** START Given records **

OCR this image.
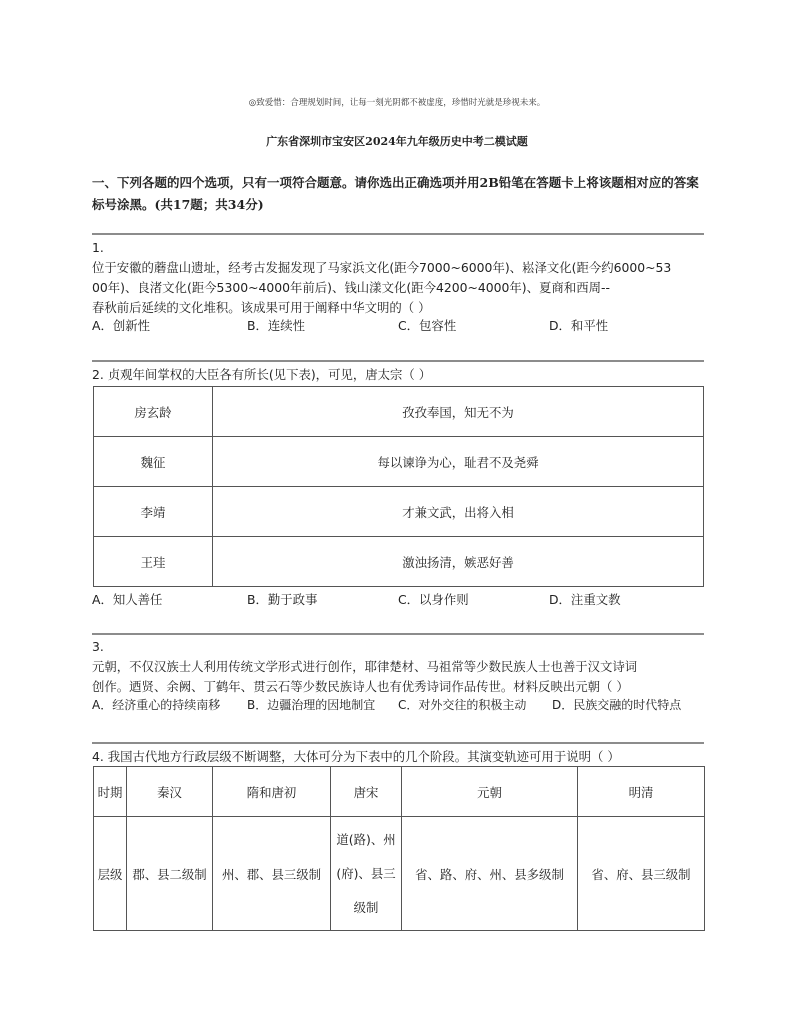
◎致爱惜：合理规划时间，让每一刻光阴都不被虚度，珍惜时光就是珍视未来。
广东省深圳市宝安区2024年九年级历史中考二模试题
一、下列各题的四个选项，只有一项符合题意。请你选出正确选项并用2B铅笔在答题卡上将该题相对应的答案标号涂黑。(共17题；共34分)
1.
位于安徽的蘑盘山遗址，经考古发掘发现了马家浜文化(距今7000~6000年)、崧泽文化(距今约6000~53
00年)、良渚文化(距今5300~4000年前后)、钱山漾文化(距今4200~4000年)、夏商和西周--
春秋前后延续的文化堆积。该成果可用于阐释中华文明的（ ）
A．创新性	B．连续性	C．包容性	D．和平性
2. 贞观年间掌权的大臣各有所长(见下表)，可见，唐太宗（ ）
房玄龄	孜孜奉国，知无不为
魏征	每以谏诤为心，耻君不及尧舜
李靖	才兼文武，出将入相
王珪	激浊扬清，嫉恶好善
A．知人善任	B．勤于政事	C．以身作则	D．注重文教
3.
元朝，不仅汉族士人利用传统文学形式进行创作，耶律楚材、马祖常等少数民族人士也善于汉文诗词
创作。迺贤、余阙、丁鹤年、贯云石等少数民族诗人也有优秀诗词作品传世。材料反映出元朝（ ）
A．经济重心的持续南移 B．边疆治理的因地制宜 C．对外交往的积极主动 D．民族交融的时代特点
4. 我国古代地方行政层级不断调整，大体可分为下表中的几个阶段。其演变轨迹可用于说明（ ）
时期	秦汉	隋和唐初	唐宋	元朝	明清
层级	郡、县二级制	州、郡、县三级制	道(路)、州(府)、县三级制	省、路、府、州、县多级制	省、府、县三级制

** END Given records **

Copy every line of the data word for word, omitting the images.

OCR this image.
◎致爱惜：合理规划时间，让每一刻光阴都不被虚度，珍惜时光就是珍视未来。
广东省深圳市宝安区2024年九年级历史中考二模试题
一、下列各题的四个选项，只有一项符合题意。请你选出正确选项并用2B铅笔在答题卡上将该题相对应的答案标号涂黑。(共17题；共34分)
1.
位于安徽的蘑盘山遗址，经考古发掘发现了马家浜文化(距今7000~6000年)、崧泽文化(距今约6000~53
00年)、良渚文化(距今5300~4000年前后)、钱山漾文化(距今4200~4000年)、夏商和西周--
春秋前后延续的文化堆积。该成果可用于阐释中华文明的（ ）
A．创新性	B．连续性	C．包容性	D．和平性
2. 贞观年间掌权的大臣各有所长(见下表)，可见，唐太宗（ ）
房玄龄	孜孜奉国，知无不为
魏征	每以谏诤为心，耻君不及尧舜
李靖	才兼文武，出将入相
王珪	激浊扬清，嫉恶好善
A．知人善任	B．勤于政事	C．以身作则	D．注重文教
3.
元朝，不仅汉族士人利用传统文学形式进行创作，耶律楚材、马祖常等少数民族人士也善于汉文诗词
创作。迺贤、余阙、丁鹤年、贯云石等少数民族诗人也有优秀诗词作品传世。材料反映出元朝（ ）
A．经济重心的持续南移 B．边疆治理的因地制宜 C．对外交往的积极主动 D．民族交融的时代特点
4. 我国古代地方行政层级不断调整，大体可分为下表中的几个阶段。其演变轨迹可用于说明（ ）
时期	秦汉	隋和唐初	唐宋	元朝	明清
层级	郡、县二级制	州、郡、县三级制	道(路)、州(府)、县三级制	省、路、府、州、县多级制	省、府、县三级制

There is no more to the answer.